§ Stored rows
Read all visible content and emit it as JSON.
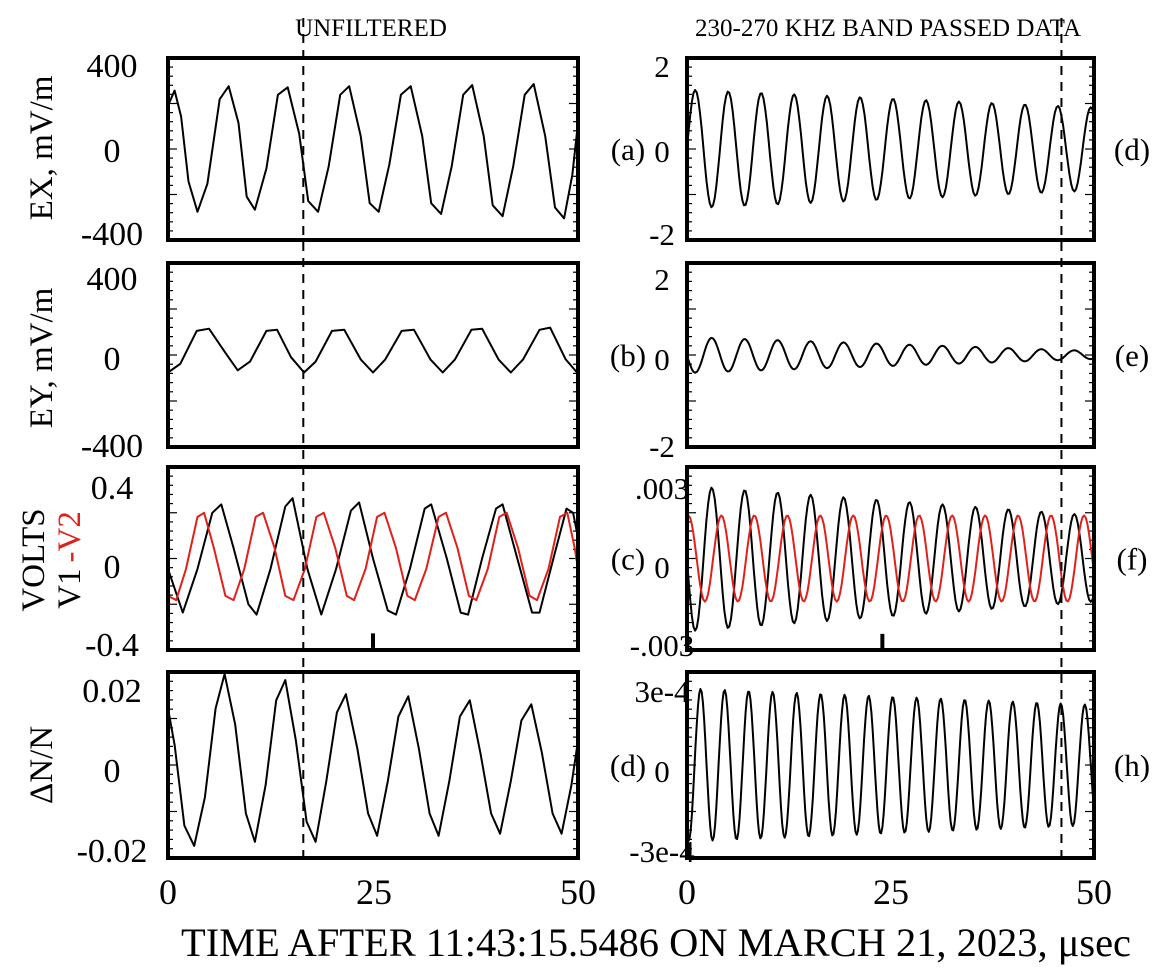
{
  "figure": {
    "left_title": "UNFILTERED",
    "right_title": "230-270 KHZ BAND PASSED DATA",
    "xlabel": "TIME AFTER 11:43:15.5486 ON MARCH 21, 2023, μsec",
    "xticks": [
      "0",
      "25",
      "50"
    ]
  },
  "rows": [
    {
      "ylabel": "EX, mV/m"
    },
    {
      "ylabel": "EY, mV/m"
    },
    {
      "ylabel_part1": "VOLTS",
      "ylabel_part2a": "V1",
      "ylabel_part2b": "-V2"
    },
    {
      "ylabel": "ΔN/N"
    }
  ],
  "panels": [
    {
      "id": "a",
      "label": "(a)",
      "yticks": [
        "400",
        "0",
        "-400"
      ]
    },
    {
      "id": "b",
      "label": "(b)",
      "yticks": [
        "400",
        "0",
        "-400"
      ]
    },
    {
      "id": "c",
      "label": "(c)",
      "yticks": [
        "0.4",
        "0",
        "-0.4"
      ]
    },
    {
      "id": "d1",
      "label": "(d)",
      "yticks": [
        "0.02",
        "0",
        "-0.02"
      ]
    },
    {
      "id": "d2",
      "label": "(d)",
      "yticks": [
        "2",
        "0",
        "-2"
      ]
    },
    {
      "id": "e",
      "label": "(e)",
      "yticks": [
        "2",
        "0",
        "-2"
      ]
    },
    {
      "id": "f",
      "label": "(f)",
      "yticks": [
        ".003",
        "0",
        "-.003"
      ]
    },
    {
      "id": "h",
      "label": "(h)",
      "yticks": [
        "3e-4",
        "0",
        "-3e-4"
      ]
    }
  ],
  "colors": {
    "v1": "#000000",
    "v2": "#e0201b",
    "axes": "#000000"
  },
  "chart_data": [
    {
      "type": "line",
      "panel": "a",
      "ylabel": "EX, mV/m",
      "xlim": [
        0,
        50
      ],
      "ylim": [
        -420,
        420
      ],
      "series": [
        {
          "values": [
            {
              "x": 0,
              "y": 200
            },
            {
              "x": 0.8,
              "y": 270
            },
            {
              "x": 1.6,
              "y": 150
            },
            {
              "x": 2.5,
              "y": -150
            },
            {
              "x": 3.6,
              "y": -290
            },
            {
              "x": 4.8,
              "y": -160
            },
            {
              "x": 6.3,
              "y": 230
            },
            {
              "x": 7.4,
              "y": 290
            },
            {
              "x": 8.6,
              "y": 120
            },
            {
              "x": 9.6,
              "y": -220
            },
            {
              "x": 10.6,
              "y": -280
            },
            {
              "x": 12,
              "y": -90
            },
            {
              "x": 13.4,
              "y": 250
            },
            {
              "x": 14.6,
              "y": 285
            },
            {
              "x": 16,
              "y": 70
            },
            {
              "x": 17.1,
              "y": -240
            },
            {
              "x": 18.3,
              "y": -290
            },
            {
              "x": 19.6,
              "y": -80
            },
            {
              "x": 21,
              "y": 250
            },
            {
              "x": 22.1,
              "y": 290
            },
            {
              "x": 23.5,
              "y": 60
            },
            {
              "x": 24.6,
              "y": -250
            },
            {
              "x": 25.7,
              "y": -290
            },
            {
              "x": 27,
              "y": -70
            },
            {
              "x": 28.4,
              "y": 250
            },
            {
              "x": 29.6,
              "y": 290
            },
            {
              "x": 31,
              "y": 60
            },
            {
              "x": 32.1,
              "y": -250
            },
            {
              "x": 33.3,
              "y": -300
            },
            {
              "x": 34.6,
              "y": -80
            },
            {
              "x": 36,
              "y": 250
            },
            {
              "x": 37.1,
              "y": 295
            },
            {
              "x": 38.5,
              "y": 60
            },
            {
              "x": 39.6,
              "y": -260
            },
            {
              "x": 40.8,
              "y": -310
            },
            {
              "x": 42.1,
              "y": -80
            },
            {
              "x": 43.5,
              "y": 250
            },
            {
              "x": 44.6,
              "y": 300
            },
            {
              "x": 46,
              "y": 60
            },
            {
              "x": 47.2,
              "y": -270
            },
            {
              "x": 48.3,
              "y": -320
            },
            {
              "x": 49.3,
              "y": -120
            },
            {
              "x": 50,
              "y": 120
            }
          ]
        }
      ]
    },
    {
      "type": "line",
      "panel": "b",
      "ylabel": "EY, mV/m",
      "xlim": [
        0,
        50
      ],
      "ylim": [
        -420,
        420
      ],
      "series": [
        {
          "values": [
            {
              "x": 0,
              "y": -80
            },
            {
              "x": 1.5,
              "y": -40
            },
            {
              "x": 3.5,
              "y": 110
            },
            {
              "x": 5,
              "y": 120
            },
            {
              "x": 7,
              "y": 10
            },
            {
              "x": 8.5,
              "y": -70
            },
            {
              "x": 10,
              "y": -30
            },
            {
              "x": 12,
              "y": 110
            },
            {
              "x": 13.3,
              "y": 115
            },
            {
              "x": 15,
              "y": -10
            },
            {
              "x": 16.6,
              "y": -80
            },
            {
              "x": 18,
              "y": -30
            },
            {
              "x": 20,
              "y": 110
            },
            {
              "x": 21.5,
              "y": 115
            },
            {
              "x": 23.5,
              "y": -20
            },
            {
              "x": 25,
              "y": -80
            },
            {
              "x": 26.5,
              "y": -20
            },
            {
              "x": 28.5,
              "y": 110
            },
            {
              "x": 30,
              "y": 115
            },
            {
              "x": 32,
              "y": -20
            },
            {
              "x": 33.5,
              "y": -80
            },
            {
              "x": 35,
              "y": -20
            },
            {
              "x": 37,
              "y": 115
            },
            {
              "x": 38.3,
              "y": 120
            },
            {
              "x": 40.3,
              "y": -20
            },
            {
              "x": 41.8,
              "y": -80
            },
            {
              "x": 43.3,
              "y": -20
            },
            {
              "x": 45.3,
              "y": 115
            },
            {
              "x": 46.6,
              "y": 125
            },
            {
              "x": 48.5,
              "y": -20
            },
            {
              "x": 50,
              "y": -85
            }
          ]
        }
      ]
    },
    {
      "type": "line",
      "panel": "c",
      "ylabel": "VOLTS V1 -V2",
      "xlim": [
        0,
        50
      ],
      "ylim": [
        -0.44,
        0.44
      ],
      "series": [
        {
          "name": "V1",
          "values": [
            {
              "x": 0,
              "y": -0.05
            },
            {
              "x": 1.8,
              "y": -0.26
            },
            {
              "x": 3.6,
              "y": -0.05
            },
            {
              "x": 5.4,
              "y": 0.22
            },
            {
              "x": 6.5,
              "y": 0.26
            },
            {
              "x": 8,
              "y": 0.05
            },
            {
              "x": 9.8,
              "y": -0.22
            },
            {
              "x": 10.8,
              "y": -0.27
            },
            {
              "x": 12.5,
              "y": -0.05
            },
            {
              "x": 14.3,
              "y": 0.25
            },
            {
              "x": 15.2,
              "y": 0.29
            },
            {
              "x": 17,
              "y": -0.05
            },
            {
              "x": 18.7,
              "y": -0.27
            },
            {
              "x": 20.5,
              "y": -0.05
            },
            {
              "x": 22.3,
              "y": 0.23
            },
            {
              "x": 23.3,
              "y": 0.27
            },
            {
              "x": 25,
              "y": 0
            },
            {
              "x": 26.8,
              "y": -0.25
            },
            {
              "x": 27.8,
              "y": -0.27
            },
            {
              "x": 29.5,
              "y": -0.05
            },
            {
              "x": 31.3,
              "y": 0.24
            },
            {
              "x": 32.1,
              "y": 0.26
            },
            {
              "x": 34,
              "y": 0
            },
            {
              "x": 35.7,
              "y": -0.26
            },
            {
              "x": 36.6,
              "y": -0.27
            },
            {
              "x": 38.3,
              "y": 0
            },
            {
              "x": 40,
              "y": 0.24
            },
            {
              "x": 40.8,
              "y": 0.26
            },
            {
              "x": 42.6,
              "y": 0
            },
            {
              "x": 44.4,
              "y": -0.26
            },
            {
              "x": 45.3,
              "y": -0.26
            },
            {
              "x": 47,
              "y": 0
            },
            {
              "x": 48.6,
              "y": 0.24
            },
            {
              "x": 49.4,
              "y": 0.22
            },
            {
              "x": 50,
              "y": 0.1
            }
          ]
        },
        {
          "name": "-V2",
          "values": [
            {
              "x": 0,
              "y": -0.18
            },
            {
              "x": 1,
              "y": -0.2
            },
            {
              "x": 2.2,
              "y": -0.05
            },
            {
              "x": 3.6,
              "y": 0.2
            },
            {
              "x": 4.4,
              "y": 0.22
            },
            {
              "x": 5.6,
              "y": 0.05
            },
            {
              "x": 7,
              "y": -0.18
            },
            {
              "x": 8,
              "y": -0.2
            },
            {
              "x": 9.3,
              "y": -0.05
            },
            {
              "x": 10.7,
              "y": 0.2
            },
            {
              "x": 11.6,
              "y": 0.22
            },
            {
              "x": 13,
              "y": 0.05
            },
            {
              "x": 14.3,
              "y": -0.18
            },
            {
              "x": 15.3,
              "y": -0.2
            },
            {
              "x": 16.7,
              "y": -0.05
            },
            {
              "x": 18.1,
              "y": 0.2
            },
            {
              "x": 19,
              "y": 0.22
            },
            {
              "x": 20.4,
              "y": 0.05
            },
            {
              "x": 21.8,
              "y": -0.18
            },
            {
              "x": 22.7,
              "y": -0.2
            },
            {
              "x": 24.1,
              "y": -0.05
            },
            {
              "x": 25.5,
              "y": 0.2
            },
            {
              "x": 26.4,
              "y": 0.22
            },
            {
              "x": 27.8,
              "y": 0.05
            },
            {
              "x": 29.2,
              "y": -0.18
            },
            {
              "x": 30.1,
              "y": -0.2
            },
            {
              "x": 31.5,
              "y": -0.05
            },
            {
              "x": 33,
              "y": 0.2
            },
            {
              "x": 33.9,
              "y": 0.22
            },
            {
              "x": 35.3,
              "y": 0.05
            },
            {
              "x": 36.7,
              "y": -0.18
            },
            {
              "x": 37.6,
              "y": -0.2
            },
            {
              "x": 39,
              "y": -0.05
            },
            {
              "x": 40.4,
              "y": 0.2
            },
            {
              "x": 41.3,
              "y": 0.22
            },
            {
              "x": 42.7,
              "y": 0.05
            },
            {
              "x": 44.1,
              "y": -0.18
            },
            {
              "x": 45,
              "y": -0.2
            },
            {
              "x": 46.4,
              "y": -0.05
            },
            {
              "x": 47.8,
              "y": 0.2
            },
            {
              "x": 48.7,
              "y": 0.22
            },
            {
              "x": 49.6,
              "y": 0.05
            },
            {
              "x": 50,
              "y": -0.05
            }
          ]
        }
      ],
      "markers": [
        {
          "x": 25,
          "y_from": -0.43,
          "y_to": -0.36
        }
      ]
    },
    {
      "type": "line",
      "panel": "d",
      "ylabel": "ΔN/N",
      "xlim": [
        0,
        50
      ],
      "ylim": [
        -0.023,
        0.023
      ],
      "series": [
        {
          "values": [
            {
              "x": 0,
              "y": 0.014
            },
            {
              "x": 0.8,
              "y": 0.005
            },
            {
              "x": 2,
              "y": -0.015
            },
            {
              "x": 3.2,
              "y": -0.02
            },
            {
              "x": 4.5,
              "y": -0.008
            },
            {
              "x": 5.8,
              "y": 0.014
            },
            {
              "x": 6.9,
              "y": 0.0225
            },
            {
              "x": 8.2,
              "y": 0.01
            },
            {
              "x": 9.5,
              "y": -0.012
            },
            {
              "x": 10.6,
              "y": -0.019
            },
            {
              "x": 11.9,
              "y": -0.005
            },
            {
              "x": 13.2,
              "y": 0.016
            },
            {
              "x": 14.3,
              "y": 0.021
            },
            {
              "x": 15.6,
              "y": 0.006
            },
            {
              "x": 16.9,
              "y": -0.014
            },
            {
              "x": 18,
              "y": -0.019
            },
            {
              "x": 19.3,
              "y": -0.004
            },
            {
              "x": 20.6,
              "y": 0.013
            },
            {
              "x": 21.7,
              "y": 0.0175
            },
            {
              "x": 23.1,
              "y": 0.004
            },
            {
              "x": 24.4,
              "y": -0.012
            },
            {
              "x": 25.5,
              "y": -0.0175
            },
            {
              "x": 26.8,
              "y": -0.004
            },
            {
              "x": 28.1,
              "y": 0.012
            },
            {
              "x": 29.3,
              "y": 0.017
            },
            {
              "x": 30.6,
              "y": 0.004
            },
            {
              "x": 31.9,
              "y": -0.012
            },
            {
              "x": 33,
              "y": -0.0175
            },
            {
              "x": 34.3,
              "y": -0.004
            },
            {
              "x": 35.6,
              "y": 0.012
            },
            {
              "x": 36.8,
              "y": 0.016
            },
            {
              "x": 38.1,
              "y": 0.003
            },
            {
              "x": 39.4,
              "y": -0.012
            },
            {
              "x": 40.5,
              "y": -0.017
            },
            {
              "x": 41.8,
              "y": -0.004
            },
            {
              "x": 43.1,
              "y": 0.011
            },
            {
              "x": 44.3,
              "y": 0.015
            },
            {
              "x": 45.6,
              "y": 0.003
            },
            {
              "x": 46.9,
              "y": -0.012
            },
            {
              "x": 48,
              "y": -0.017
            },
            {
              "x": 49.2,
              "y": -0.005
            },
            {
              "x": 50,
              "y": 0.006
            }
          ]
        }
      ]
    },
    {
      "type": "line",
      "panel": "d-right",
      "ylabel": "",
      "xlim": [
        0,
        50
      ],
      "ylim": [
        -2.3,
        2.3
      ],
      "sine": {
        "period": 4.05,
        "amp": [
          1.5,
          1.05
        ],
        "dx": 0.2
      }
    },
    {
      "type": "line",
      "panel": "e",
      "ylabel": "",
      "xlim": [
        0,
        50
      ],
      "ylim": [
        -2.3,
        2.3
      ],
      "sine": {
        "period": 4.05,
        "amp": [
          0.45,
          0.1
        ],
        "dx": 0.2,
        "phase": 3.14
      }
    },
    {
      "type": "line",
      "panel": "f",
      "ylabel": "",
      "xlim": [
        0,
        50
      ],
      "ylim": [
        -0.0034,
        0.0034
      ],
      "sine_series": [
        {
          "name": "V1",
          "period": 4.05,
          "amp": [
            0.0027,
            0.0016
          ],
          "dx": 0.2,
          "phase": 3.14
        },
        {
          "name": "-V2",
          "period": 4.05,
          "amp": [
            0.0016,
            0.0016
          ],
          "dx": 0.2,
          "phase": 1.3
        }
      ],
      "markers": [
        {
          "x": 24,
          "y_from": -0.0034,
          "y_to": -0.0028
        }
      ]
    },
    {
      "type": "line",
      "panel": "h",
      "ylabel": "",
      "xlim": [
        0,
        50
      ],
      "ylim": [
        -0.00034,
        0.00034
      ],
      "sine": {
        "period": 2.95,
        "amp": [
          0.00028,
          0.00022
        ],
        "dx": 0.15,
        "phase": 4.3
      }
    }
  ],
  "dashed_lines": [
    {
      "column": "left",
      "x": 16.5
    },
    {
      "column": "right",
      "x": 46
    }
  ]
}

§ Your objective
Copy each line above that contains the word "phase".

§ Answer below
        "phase": 3.14
          "phase": 3.14
          "phase": 1.3
        "phase": 4.3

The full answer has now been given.